#### [Requirement]
Leaving out every picture, quote the data below exactly as it appears.

## start

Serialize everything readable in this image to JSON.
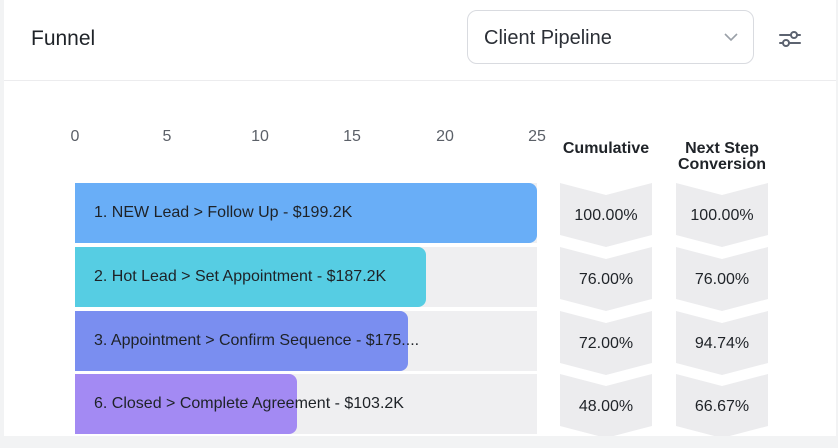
{
  "header": {
    "title": "Funnel",
    "pipeline_select": "Client Pipeline"
  },
  "icons": {
    "dropdown": "chevron-down-icon",
    "filter": "sliders-icon"
  },
  "colors": {
    "bar1": "#69aef7",
    "bar2": "#56cde3",
    "bar3": "#7a8ef0",
    "bar4": "#a38af3",
    "track": "#efeff1",
    "chevron": "#ececee"
  },
  "chart_data": {
    "type": "bar",
    "orientation": "horizontal",
    "xlim": [
      0,
      25
    ],
    "x_ticks": [
      "0",
      "5",
      "10",
      "15",
      "20",
      "25"
    ],
    "categories": [
      "1. NEW Lead > Follow Up - $199.2K",
      "2. Hot Lead > Set Appointment - $187.2K",
      "3. Appointment > Confirm Sequence - $175....",
      "6. Closed > Complete Agreement - $103.2K"
    ],
    "values": [
      25,
      19,
      18,
      12
    ]
  },
  "columns": {
    "cumulative_header": "Cumulative",
    "conversion_header_line1": "Next Step",
    "conversion_header_line2": "Conversion",
    "cumulative": [
      "100.00%",
      "76.00%",
      "72.00%",
      "48.00%"
    ],
    "conversion": [
      "100.00%",
      "76.00%",
      "94.74%",
      "66.67%"
    ]
  }
}
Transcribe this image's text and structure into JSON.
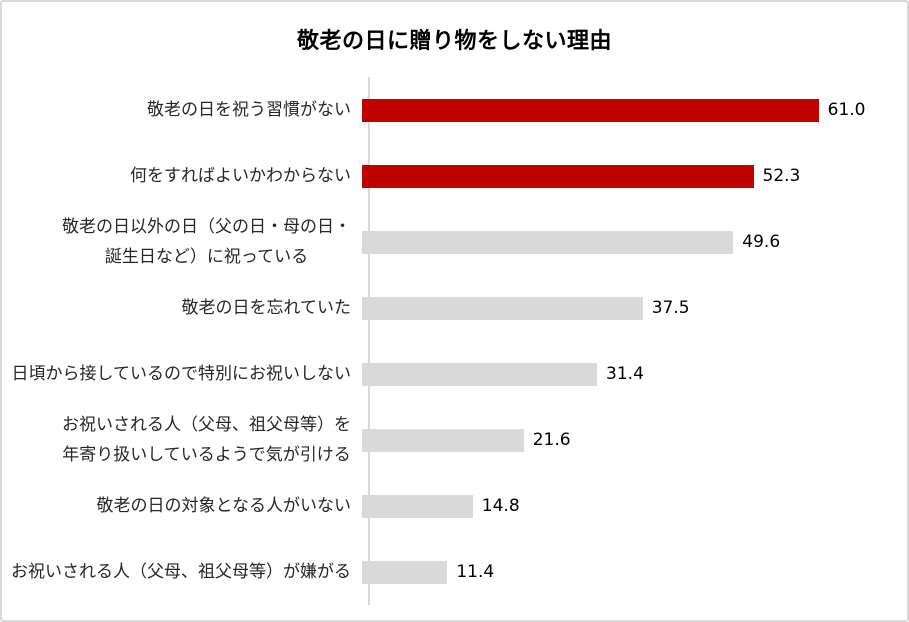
{
  "chart_data": {
    "type": "bar",
    "orientation": "horizontal",
    "title": "敬老の日に贈り物をしない理由",
    "categories": [
      "敬老の日を祝う習慣がない",
      "何をすればよいかわからない",
      "敬老の日以外の日（父の日・母の日・\n誕生日など）に祝っている",
      "敬老の日を忘れていた",
      "日頃から接しているので特別にお祝いしない",
      "お祝いされる人（父母、祖父母等）を\n年寄り扱いしているようで気が引ける",
      "敬老の日の対象となる人がいない",
      "お祝いされる人（父母、祖父母等）が嫌がる"
    ],
    "values": [
      61.0,
      52.3,
      49.6,
      37.5,
      31.4,
      21.6,
      14.8,
      11.4
    ],
    "value_labels": [
      "61.0",
      "52.3",
      "49.6",
      "37.5",
      "31.4",
      "21.6",
      "14.8",
      "11.4"
    ],
    "bar_colors": [
      "#C00000",
      "#C00000",
      "#D9D9D9",
      "#D9D9D9",
      "#D9D9D9",
      "#D9D9D9",
      "#D9D9D9",
      "#D9D9D9"
    ],
    "highlight_color": "#C00000",
    "default_color": "#D9D9D9",
    "axis_color": "#D9D9D9",
    "xlim": [
      0,
      70
    ],
    "grid": false,
    "legend": "none",
    "xlabel": "",
    "ylabel": ""
  }
}
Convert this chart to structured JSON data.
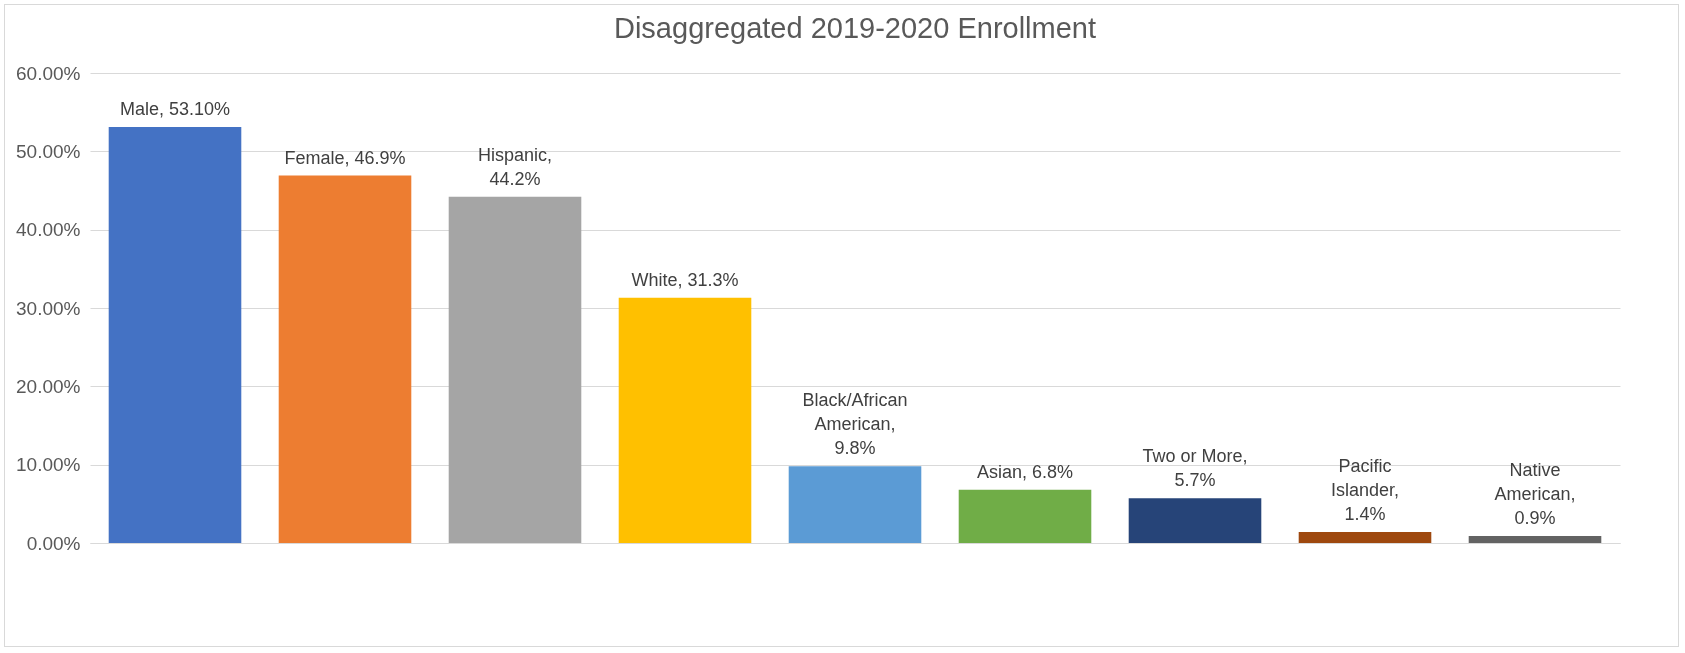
{
  "chart_data": {
    "type": "bar",
    "title": "Disaggregated 2019-2020 Enrollment",
    "categories": [
      null,
      null,
      null,
      null,
      null,
      null,
      null,
      null,
      null
    ],
    "values": [
      53.1,
      46.9,
      44.2,
      31.3,
      9.8,
      6.8,
      5.7,
      1.4,
      0.9
    ],
    "colors": [
      "#4472c4",
      "#ed7d31",
      "#a5a5a5",
      "#ffc000",
      "#5b9bd5",
      "#70ad47",
      "#264478",
      "#9e480e",
      "#636363"
    ],
    "value_labels": [
      "Male, 53.10%",
      "Female, 46.9%",
      "Hispanic, 44.2%",
      "White, 31.3%",
      "Black/African American, 9.8%",
      "Asian, 6.8%",
      "Two or More, 5.7%",
      "Pacific Islander, 1.4%",
      "Native American, 0.9%"
    ],
    "ylim": [
      0,
      60
    ],
    "yticks": [
      {
        "value": 0,
        "label": "0.00%"
      },
      {
        "value": 10,
        "label": "10.00%"
      },
      {
        "value": 20,
        "label": "20.00%"
      },
      {
        "value": 30,
        "label": "30.00%"
      },
      {
        "value": 40,
        "label": "40.00%"
      },
      {
        "value": 50,
        "label": "50.00%"
      },
      {
        "value": 60,
        "label": "60.00%"
      }
    ],
    "grid": "y",
    "tick_labels": "y"
  }
}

## end

#### [Written reply]
Serialize everything readable in this image to JSON.
{
  "header": {
    "title": "Funnel",
    "pipeline_select": "Client Pipeline"
  },
  "icons": {
    "dropdown": "chevron-down-icon",
    "filter": "sliders-icon"
  },
  "colors": {
    "bar1": "#69aef7",
    "bar2": "#56cde3",
    "bar3": "#7a8ef0",
    "bar4": "#a38af3",
    "track": "#efeff1",
    "chevron": "#ececee"
  },
  "chart_data": {
    "type": "bar",
    "orientation": "horizontal",
    "xlim": [
      0,
      25
    ],
    "x_ticks": [
      "0",
      "5",
      "10",
      "15",
      "20",
      "25"
    ],
    "categories": [
      "1. NEW Lead > Follow Up - $199.2K",
      "2. Hot Lead > Set Appointment - $187.2K",
      "3. Appointment > Confirm Sequence - $175....",
      "6. Closed > Complete Agreement - $103.2K"
    ],
    "values": [
      25,
      19,
      18,
      12
    ]
  },
  "columns": {
    "cumulative_header": "Cumulative",
    "conversion_header_line1": "Next Step",
    "conversion_header_line2": "Conversion",
    "cumulative": [
      "100.00%",
      "76.00%",
      "72.00%",
      "48.00%"
    ],
    "conversion": [
      "100.00%",
      "76.00%",
      "94.74%",
      "66.67%"
    ]
  }
}
Transcribe this image's text and structure into JSON.
{
  "chart_data": {
    "type": "bar",
    "orientation": "horizontal",
    "title": "敬老の日に贈り物をしない理由",
    "categories": [
      "敬老の日を祝う習慣がない",
      "何をすればよいかわからない",
      "敬老の日以外の日（父の日・母の日・\n誕生日など）に祝っている",
      "敬老の日を忘れていた",
      "日頃から接しているので特別にお祝いしない",
      "お祝いされる人（父母、祖父母等）を\n年寄り扱いしているようで気が引ける",
      "敬老の日の対象となる人がいない",
      "お祝いされる人（父母、祖父母等）が嫌がる"
    ],
    "values": [
      61.0,
      52.3,
      49.6,
      37.5,
      31.4,
      21.6,
      14.8,
      11.4
    ],
    "value_labels": [
      "61.0",
      "52.3",
      "49.6",
      "37.5",
      "31.4",
      "21.6",
      "14.8",
      "11.4"
    ],
    "bar_colors": [
      "#C00000",
      "#C00000",
      "#D9D9D9",
      "#D9D9D9",
      "#D9D9D9",
      "#D9D9D9",
      "#D9D9D9",
      "#D9D9D9"
    ],
    "highlight_color": "#C00000",
    "default_color": "#D9D9D9",
    "axis_color": "#D9D9D9",
    "xlim": [
      0,
      70
    ],
    "grid": false,
    "legend": "none",
    "xlabel": "",
    "ylabel": ""
  }
}
Convert this chart to structured JSON data.
{
  "chart_data": {
    "type": "bar",
    "title": "Disaggregated 2019-2020 Enrollment",
    "categories": [
      null,
      null,
      null,
      null,
      null,
      null,
      null,
      null,
      null
    ],
    "values": [
      53.1,
      46.9,
      44.2,
      31.3,
      9.8,
      6.8,
      5.7,
      1.4,
      0.9
    ],
    "colors": [
      "#4472c4",
      "#ed7d31",
      "#a5a5a5",
      "#ffc000",
      "#5b9bd5",
      "#70ad47",
      "#264478",
      "#9e480e",
      "#636363"
    ],
    "value_labels": [
      "Male, 53.10%",
      "Female, 46.9%",
      "Hispanic, 44.2%",
      "White, 31.3%",
      "Black/African American, 9.8%",
      "Asian, 6.8%",
      "Two or More, 5.7%",
      "Pacific Islander, 1.4%",
      "Native American, 0.9%"
    ],
    "ylim": [
      0,
      60
    ],
    "yticks": [
      {
        "value": 0,
        "label": "0.00%"
      },
      {
        "value": 10,
        "label": "10.00%"
      },
      {
        "value": 20,
        "label": "20.00%"
      },
      {
        "value": 30,
        "label": "30.00%"
      },
      {
        "value": 40,
        "label": "40.00%"
      },
      {
        "value": 50,
        "label": "50.00%"
      },
      {
        "value": 60,
        "label": "60.00%"
      }
    ],
    "grid": "y",
    "tick_labels": "y"
  }
}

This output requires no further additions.